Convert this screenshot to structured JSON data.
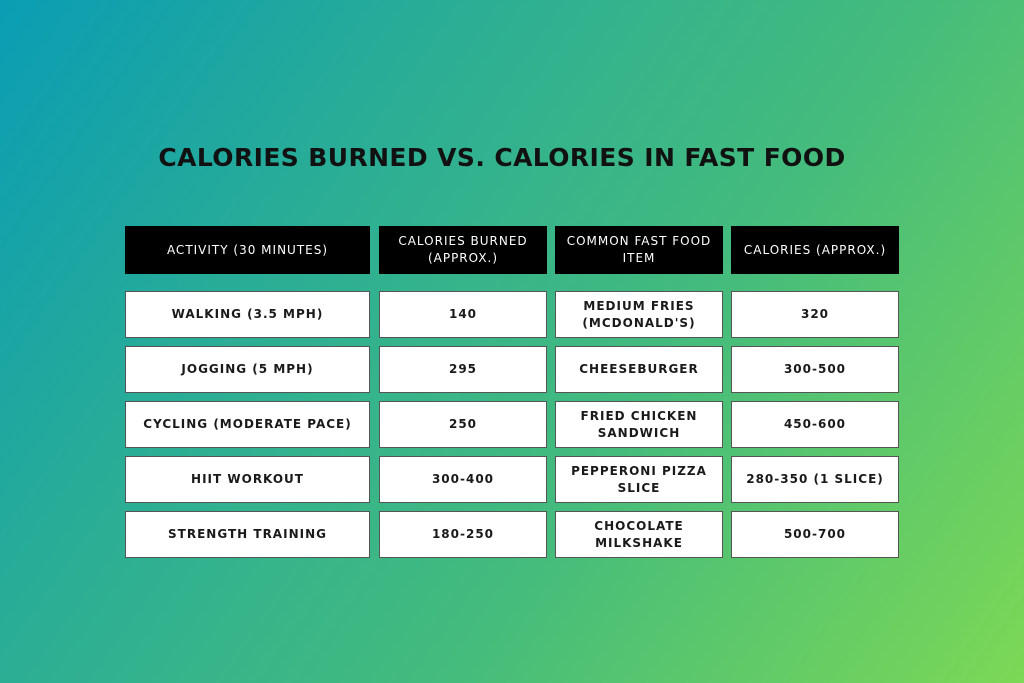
{
  "title": "CALORIES BURNED VS. CALORIES IN FAST FOOD",
  "table": {
    "headers": [
      "ACTIVITY (30 MINUTES)",
      "CALORIES BURNED (APPROX.)",
      "COMMON FAST FOOD ITEM",
      "CALORIES (APPROX.)"
    ],
    "rows": [
      [
        "WALKING (3.5 MPH)",
        "140",
        "MEDIUM FRIES (MCDONALD'S)",
        "320"
      ],
      [
        "JOGGING (5 MPH)",
        "295",
        "CHEESEBURGER",
        "300-500"
      ],
      [
        "CYCLING (MODERATE PACE)",
        "250",
        "FRIED CHICKEN SANDWICH",
        "450-600"
      ],
      [
        "HIIT WORKOUT",
        "300-400",
        "PEPPERONI PIZZA SLICE",
        "280-350 (1 SLICE)"
      ],
      [
        "STRENGTH TRAINING",
        "180-250",
        "CHOCOLATE MILKSHAKE",
        "500-700"
      ]
    ]
  }
}
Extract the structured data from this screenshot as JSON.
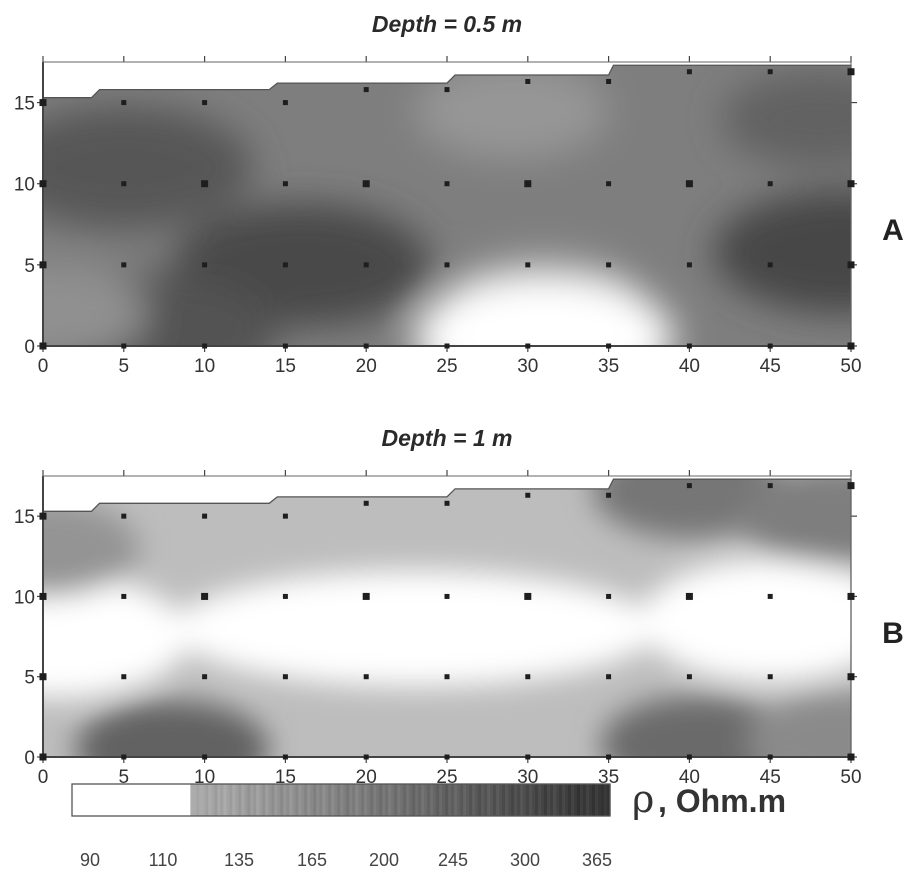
{
  "chart_data": [
    {
      "type": "heatmap",
      "title": "Depth = 0.5 m",
      "panel_label": "A",
      "xlabel": "",
      "ylabel": "",
      "xlim": [
        0,
        50
      ],
      "ylim": [
        0,
        17.5
      ],
      "xticks": [
        "0",
        "5",
        "10",
        "15",
        "20",
        "25",
        "30",
        "35",
        "40",
        "45",
        "50"
      ],
      "yticks": [
        "0",
        "5",
        "10",
        "15"
      ],
      "grid": false,
      "measurement_points": {
        "x": [
          0,
          5,
          10,
          15,
          20,
          25,
          30,
          35,
          40,
          45,
          50
        ],
        "y": [
          0,
          5,
          10,
          15
        ]
      },
      "top_boundary": [
        [
          0,
          15.3
        ],
        [
          3,
          15.3
        ],
        [
          3.5,
          15.8
        ],
        [
          14,
          15.8
        ],
        [
          14.5,
          16.2
        ],
        [
          25,
          16.2
        ],
        [
          25.5,
          16.7
        ],
        [
          35,
          16.7
        ],
        [
          35.3,
          17.3
        ],
        [
          50,
          17.3
        ]
      ],
      "anomalies": [
        {
          "x": 5,
          "y": 11,
          "value": 330
        },
        {
          "x": 16,
          "y": 5,
          "value": 360
        },
        {
          "x": 6.5,
          "y": 0.6,
          "value": 340
        },
        {
          "x": 49.5,
          "y": 5.8,
          "value": 370
        },
        {
          "x": 48,
          "y": 14,
          "value": 300
        },
        {
          "x": 29,
          "y": 14.5,
          "value": 170
        },
        {
          "x": 31,
          "y": 3,
          "value": 165
        },
        {
          "x": 31,
          "y": 0.5,
          "value": 95
        },
        {
          "x": 0.5,
          "y": 2,
          "value": 185
        }
      ]
    },
    {
      "type": "heatmap",
      "title": "Depth = 1 m",
      "panel_label": "B",
      "xlabel": "",
      "ylabel": "",
      "xlim": [
        0,
        50
      ],
      "ylim": [
        0,
        17.5
      ],
      "xticks": [
        "0",
        "5",
        "10",
        "15",
        "20",
        "25",
        "30",
        "35",
        "40",
        "45",
        "50"
      ],
      "yticks": [
        "0",
        "5",
        "10",
        "15"
      ],
      "grid": false,
      "measurement_points": {
        "x": [
          0,
          5,
          10,
          15,
          20,
          25,
          30,
          35,
          40,
          45,
          50
        ],
        "y": [
          0,
          5,
          10,
          15
        ]
      },
      "top_boundary": [
        [
          0,
          15.3
        ],
        [
          3,
          15.3
        ],
        [
          3.5,
          15.8
        ],
        [
          14,
          15.8
        ],
        [
          14.5,
          16.2
        ],
        [
          25,
          16.2
        ],
        [
          25.5,
          16.7
        ],
        [
          35,
          16.7
        ],
        [
          35.3,
          17.3
        ],
        [
          50,
          17.3
        ]
      ],
      "anomalies": [
        {
          "x": 23,
          "y": 8,
          "value": 95
        },
        {
          "x": 1,
          "y": 7.5,
          "value": 100
        },
        {
          "x": 45,
          "y": 8.5,
          "value": 100
        },
        {
          "x": 8,
          "y": 0.5,
          "value": 300
        },
        {
          "x": 40.5,
          "y": 0.8,
          "value": 280
        },
        {
          "x": 40,
          "y": 16.6,
          "value": 250
        },
        {
          "x": 49,
          "y": 15,
          "value": 230
        },
        {
          "x": 0,
          "y": 13,
          "value": 175
        },
        {
          "x": 49.5,
          "y": 1,
          "value": 200
        }
      ]
    }
  ],
  "colorbar": {
    "title_symbol": "ρ",
    "title_text": ", Ohm.m",
    "labels": [
      "90",
      "110",
      "135",
      "165",
      "200",
      "245",
      "300",
      "365"
    ],
    "boundaries": [
      90,
      125,
      400
    ],
    "colors": {
      "low": "#ffffff",
      "high_start": "#a8a8a8",
      "high_end": "#3a3a3a"
    }
  }
}
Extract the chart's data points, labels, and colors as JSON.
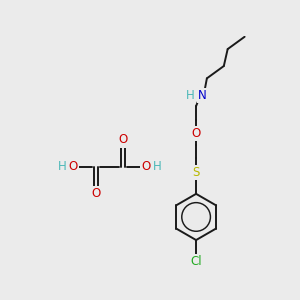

* _Set exercise_
Print all of the entries word for word. Skip any images they contain.

* _Problem solution_
Convert this screenshot to structured JSON data.
{
  "title": "CALORIES BURNED VS. CALORIES IN FAST FOOD",
  "table": {
    "headers": [
      "ACTIVITY (30 MINUTES)",
      "CALORIES BURNED (APPROX.)",
      "COMMON FAST FOOD ITEM",
      "CALORIES (APPROX.)"
    ],
    "rows": [
      [
        "WALKING (3.5 MPH)",
        "140",
        "MEDIUM FRIES (MCDONALD'S)",
        "320"
      ],
      [
        "JOGGING (5 MPH)",
        "295",
        "CHEESEBURGER",
        "300-500"
      ],
      [
        "CYCLING (MODERATE PACE)",
        "250",
        "FRIED CHICKEN SANDWICH",
        "450-600"
      ],
      [
        "HIIT WORKOUT",
        "300-400",
        "PEPPERONI PIZZA SLICE",
        "280-350 (1 SLICE)"
      ],
      [
        "STRENGTH TRAINING",
        "180-250",
        "CHOCOLATE MILKSHAKE",
        "500-700"
      ]
    ]
  }
}
Extract the structured data from this screenshot as JSON.
{
  "chart_data": [
    {
      "type": "heatmap",
      "title": "Depth = 0.5 m",
      "panel_label": "A",
      "xlabel": "",
      "ylabel": "",
      "xlim": [
        0,
        50
      ],
      "ylim": [
        0,
        17.5
      ],
      "xticks": [
        "0",
        "5",
        "10",
        "15",
        "20",
        "25",
        "30",
        "35",
        "40",
        "45",
        "50"
      ],
      "yticks": [
        "0",
        "5",
        "10",
        "15"
      ],
      "grid": false,
      "measurement_points": {
        "x": [
          0,
          5,
          10,
          15,
          20,
          25,
          30,
          35,
          40,
          45,
          50
        ],
        "y": [
          0,
          5,
          10,
          15
        ]
      },
      "top_boundary": [
        [
          0,
          15.3
        ],
        [
          3,
          15.3
        ],
        [
          3.5,
          15.8
        ],
        [
          14,
          15.8
        ],
        [
          14.5,
          16.2
        ],
        [
          25,
          16.2
        ],
        [
          25.5,
          16.7
        ],
        [
          35,
          16.7
        ],
        [
          35.3,
          17.3
        ],
        [
          50,
          17.3
        ]
      ],
      "anomalies": [
        {
          "x": 5,
          "y": 11,
          "value": 330
        },
        {
          "x": 16,
          "y": 5,
          "value": 360
        },
        {
          "x": 6.5,
          "y": 0.6,
          "value": 340
        },
        {
          "x": 49.5,
          "y": 5.8,
          "value": 370
        },
        {
          "x": 48,
          "y": 14,
          "value": 300
        },
        {
          "x": 29,
          "y": 14.5,
          "value": 170
        },
        {
          "x": 31,
          "y": 3,
          "value": 165
        },
        {
          "x": 31,
          "y": 0.5,
          "value": 95
        },
        {
          "x": 0.5,
          "y": 2,
          "value": 185
        }
      ]
    },
    {
      "type": "heatmap",
      "title": "Depth = 1 m",
      "panel_label": "B",
      "xlabel": "",
      "ylabel": "",
      "xlim": [
        0,
        50
      ],
      "ylim": [
        0,
        17.5
      ],
      "xticks": [
        "0",
        "5",
        "10",
        "15",
        "20",
        "25",
        "30",
        "35",
        "40",
        "45",
        "50"
      ],
      "yticks": [
        "0",
        "5",
        "10",
        "15"
      ],
      "grid": false,
      "measurement_points": {
        "x": [
          0,
          5,
          10,
          15,
          20,
          25,
          30,
          35,
          40,
          45,
          50
        ],
        "y": [
          0,
          5,
          10,
          15
        ]
      },
      "top_boundary": [
        [
          0,
          15.3
        ],
        [
          3,
          15.3
        ],
        [
          3.5,
          15.8
        ],
        [
          14,
          15.8
        ],
        [
          14.5,
          16.2
        ],
        [
          25,
          16.2
        ],
        [
          25.5,
          16.7
        ],
        [
          35,
          16.7
        ],
        [
          35.3,
          17.3
        ],
        [
          50,
          17.3
        ]
      ],
      "anomalies": [
        {
          "x": 23,
          "y": 8,
          "value": 95
        },
        {
          "x": 1,
          "y": 7.5,
          "value": 100
        },
        {
          "x": 45,
          "y": 8.5,
          "value": 100
        },
        {
          "x": 8,
          "y": 0.5,
          "value": 300
        },
        {
          "x": 40.5,
          "y": 0.8,
          "value": 280
        },
        {
          "x": 40,
          "y": 16.6,
          "value": 250
        },
        {
          "x": 49,
          "y": 15,
          "value": 230
        },
        {
          "x": 0,
          "y": 13,
          "value": 175
        },
        {
          "x": 49.5,
          "y": 1,
          "value": 200
        }
      ]
    }
  ],
  "colorbar": {
    "title_symbol": "ρ",
    "title_text": ", Ohm.m",
    "labels": [
      "90",
      "110",
      "135",
      "165",
      "200",
      "245",
      "300",
      "365"
    ],
    "boundaries": [
      90,
      125,
      400
    ],
    "colors": {
      "low": "#ffffff",
      "high_start": "#a8a8a8",
      "high_end": "#3a3a3a"
    }
  }
}
Extract the chart's data points, labels, and colors as JSON.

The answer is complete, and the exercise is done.